Written instruction A
In the text about Pomponia Ummidia, who were her parents?
Written instruction B
Name every Roman emperor during whose reign the text on Pomponia Ummidia says she was a prominent figure in Rome.
Written instruction C
From the Pomponia Ummidia text, set down the stretch from "3rd century prominent" through "in the Roman Empire.".

Page
================
= Pomponia Ummidia =

3rd century prominent Roman noblewoman

Pomponia Ummidia (c. 219-after 275) was an Anatolian Roman noblewoman and was a prominent figure in Rome during the reigns of the Roman Emperors Gallienus, Claudius Gothicus, Quintillus and Aurelian. She lived in the period the Crisis of the Third Century in the Roman Empire.

==Life==
Pomponia Ummidia came from a distinguished senatorial family. She was the daughter of the Roman Senator Pomponius Bassus and the wealthy heiress Annia Aurelia Faustina, while her brother was the Roman Senator Pomponius Bassus. She was of Italian Roman and Pontian Greek ancestry.

The paternal great-grandparents of her mother were the Roman Emperor Marcus Aurelius and Roman Empress Faustina the Younger. Through her mother, Pomponia Ummidia was a descendant of the former ruling Nerva–Antonine dynasty of the Roman Empire.
================
Element box records
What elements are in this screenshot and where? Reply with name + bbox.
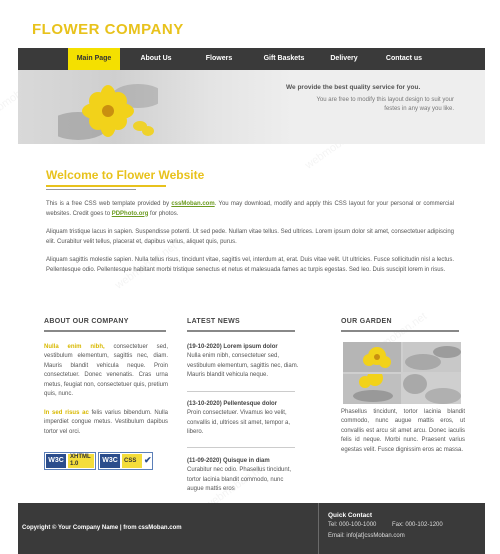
nav-item-about-us[interactable]: About Us (130, 48, 182, 70)
hero-subtitle: You are free to modify this layout desig… (316, 97, 454, 112)
nav-item-gift-baskets[interactable]: Gift Baskets (254, 48, 314, 70)
nav-item-delivery[interactable]: Delivery (318, 48, 370, 70)
gallery-thumbnail[interactable] (403, 374, 461, 404)
about-paragraph-1: Nulla enim nibh, consectetuer sed, vesti… (44, 344, 168, 398)
news-item: (13-10-2020) Pellentesque dolor Proin co… (187, 400, 299, 438)
main-nav: Main Page About Us Flowers Gift Baskets … (18, 48, 485, 70)
welcome-paragraph-2: Aliquam tristique lacus in sapien. Suspe… (46, 229, 454, 245)
garden-gallery (343, 342, 461, 404)
checkmark-icon: ✔ (144, 455, 152, 465)
news-date[interactable]: (19-10-2020) Lorem ipsum dolor (187, 343, 299, 352)
about-title: ABOUT OUR COMPANY (44, 318, 129, 325)
quick-contact-title: Quick Contact (328, 512, 373, 519)
garden-paragraph: Phasellus tincidunt, tortor lacinia blan… (341, 409, 465, 453)
nav-item-flowers[interactable]: Flowers (193, 48, 245, 70)
gallery-thumbnail[interactable] (343, 374, 401, 404)
welcome-paragraph-1: This is a free CSS web template provided… (46, 201, 454, 217)
hero-banner: We provide the best quality service for … (18, 70, 485, 144)
site-header: FLOWER COMPANY (18, 0, 485, 48)
news-date[interactable]: (13-10-2020) Pellentesque dolor (187, 400, 299, 409)
gallery-thumbnail[interactable] (343, 342, 401, 372)
xhtml-valid-badge[interactable]: W3C XHTML 1.0 (44, 452, 96, 470)
news-divider (187, 447, 295, 448)
hero-photo (18, 70, 293, 144)
gallery-thumbnail[interactable] (403, 342, 461, 372)
about-highlight: In sed risus ac (44, 410, 89, 416)
css-valid-badge[interactable]: W3C CSS ✔ (98, 452, 153, 470)
pdphoto-link[interactable]: PDPhoto.org (112, 211, 149, 217)
news-item: (19-10-2020) Lorem ipsum dolor Nulla eni… (187, 343, 299, 381)
copyright-text: Copyright © Your Company Name | from css… (22, 525, 182, 531)
news-text: Proin consectetuer. Vivamus leo velit, c… (187, 410, 291, 436)
footer-divider (318, 503, 319, 554)
news-date[interactable]: (11-09-2020) Quisque in diam (187, 457, 299, 466)
nav-item-contact-us[interactable]: Contact us (376, 48, 432, 70)
column-rule (187, 330, 295, 332)
welcome-paragraph-3: Aliquam sagittis molestie sapien. Nulla … (46, 257, 454, 273)
welcome-title: Welcome to Flower Website (46, 168, 205, 182)
contact-tel: Tel: 000-100-1000 (328, 522, 377, 528)
news-text: Curabitur nec odio. Phasellus tincidunt,… (187, 467, 292, 493)
news-title: LATEST NEWS (187, 318, 240, 325)
title-underline-secondary (46, 189, 136, 190)
title-underline (46, 185, 166, 187)
about-paragraph-2: In sed risus ac felis varius bibendum. N… (44, 410, 168, 435)
contact-email[interactable]: Email: info[at]cssMoban.com (328, 533, 405, 539)
contact-fax: Fax: 000-102-1200 (392, 522, 443, 528)
hero-title: We provide the best quality service for … (286, 84, 421, 91)
garden-title: OUR GARDEN (341, 318, 392, 325)
news-item: (11-09-2020) Quisque in diam Curabitur n… (187, 457, 299, 495)
nav-item-main-page[interactable]: Main Page (68, 48, 120, 70)
column-rule (341, 330, 459, 332)
about-highlight: Nulla enim nibh, (44, 344, 105, 350)
cssmoban-link[interactable]: cssMoban.com (171, 201, 214, 207)
news-divider (187, 391, 295, 392)
flower-image (58, 84, 158, 140)
news-text: Nulla enim nibh, consectetuer sed, vesti… (187, 353, 299, 379)
site-logo[interactable]: FLOWER COMPANY (32, 21, 184, 38)
column-rule (44, 330, 166, 332)
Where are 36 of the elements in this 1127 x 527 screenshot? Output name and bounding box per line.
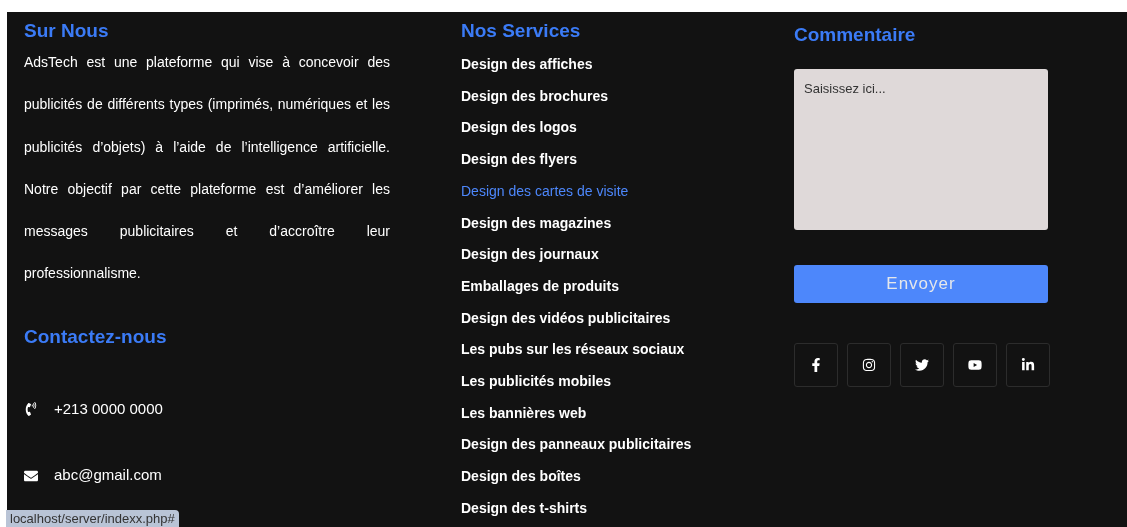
twitter-icon <box>915 358 929 372</box>
social-button[interactable] <box>1006 343 1050 387</box>
social-button[interactable] <box>847 343 891 387</box>
service-link[interactable]: Design des magazines <box>461 207 612 240</box>
section-heading: Sur Nous <box>24 19 109 43</box>
service-link[interactable]: Design des flyers <box>461 144 577 176</box>
social-button[interactable] <box>900 343 944 387</box>
service-link[interactable]: Design des boîtes <box>461 461 581 493</box>
service-link[interactable]: Emballages de produits <box>461 270 619 303</box>
instagram-icon <box>862 358 876 372</box>
service-link[interactable]: Design des affiches <box>461 49 593 81</box>
service-link[interactable]: Design des t-shirts <box>461 492 588 525</box>
section-heading: Commentaire <box>794 23 916 47</box>
mail-icon <box>24 468 38 483</box>
service-link[interactable]: Design des panneaux publicitaires <box>461 429 692 462</box>
service-link[interactable]: Design des cartes de visite <box>461 175 629 208</box>
email-address: abc@gmail.com <box>54 465 162 486</box>
youtube-icon <box>968 358 982 372</box>
service-link[interactable]: Design des journaux <box>461 239 599 271</box>
service-link[interactable]: Design des vidéos publicitaires <box>461 302 671 335</box>
social-button[interactable] <box>794 343 838 387</box>
service-link[interactable]: Design des logos <box>461 112 577 145</box>
phone-number: +213 0000 0000 <box>54 398 163 419</box>
status-url-tooltip: localhost/server/indexx.php# <box>6 510 179 527</box>
social-button[interactable] <box>953 343 997 387</box>
section-heading: Nos Services <box>461 19 581 43</box>
section-heading: Contactez-nous <box>24 324 167 349</box>
facebook-icon <box>809 358 823 372</box>
about-paragraph: AdsTech est une plateforme qui vise à concevoir des publicités de différents types (imprimés, numériques et les publicités d’objets) à l’aide de l’intelligence artificielle. Notre objectif par cette plateforme est d’améliorer les messages publicitaires et d’accroître leur professionnalisme. <box>24 53 390 284</box>
phone-icon <box>24 402 38 417</box>
service-link[interactable]: Les bannières web <box>461 397 587 430</box>
service-link[interactable]: Les pubs sur les réseaux sociaux <box>461 334 685 367</box>
linkedin-icon <box>1021 358 1035 372</box>
service-link[interactable]: Les publicités mobiles <box>461 366 612 398</box>
service-link[interactable]: Design des brochures <box>461 80 609 113</box>
comment-field[interactable]: Saisissez ici... <box>794 69 1048 230</box>
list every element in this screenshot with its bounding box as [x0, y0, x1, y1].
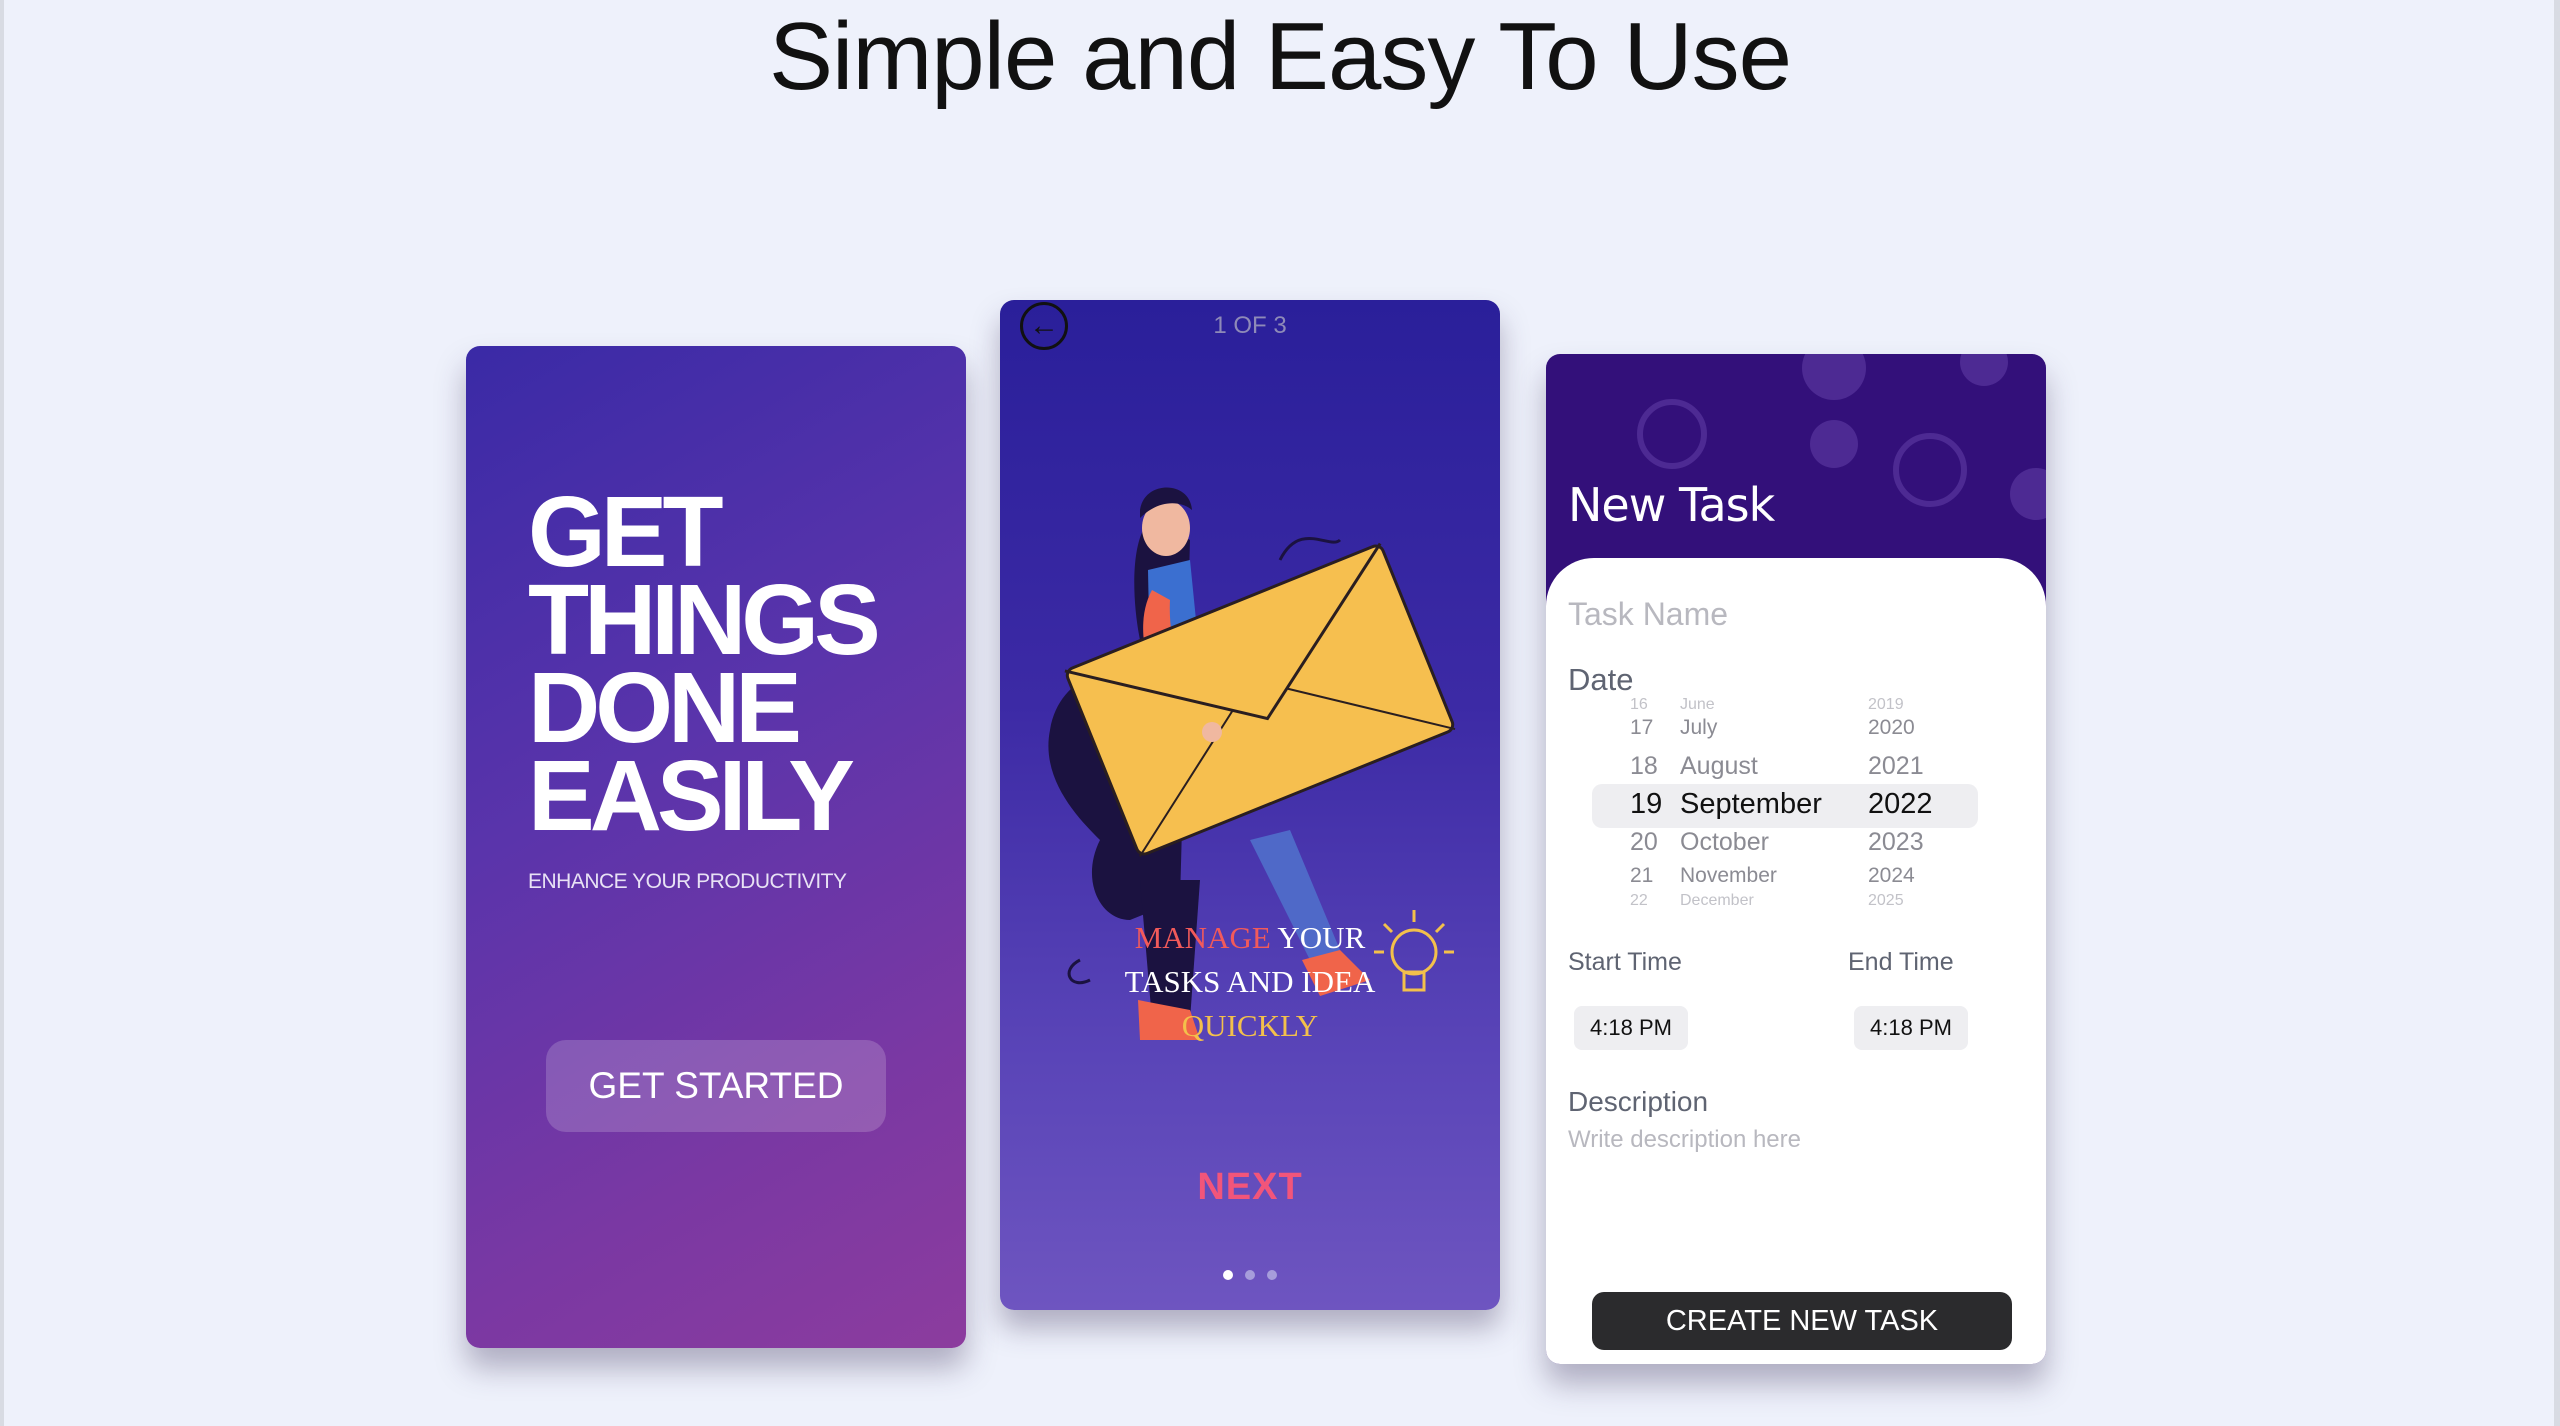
================
Problem solution A
Her parents were the Roman Senator Pomponius Bassus and the wealthy heiress Annia Aurelia Faustina.

Problem solution B
Gallienus, Claudius Gothicus, Quintillus, Aurelian

Problem solution C
3rd century prominent Roman noblewoman

Pomponia Ummidia (c. 219-after 275) was an Anatolian Roman noblewoman and was a prominent figure in Rome during the reigns of the Roman Emperors Gallienus, Claudius Gothicus, Quintillus and Aurelian. She lived in the period the Crisis of the Third Century in the Roman Empire.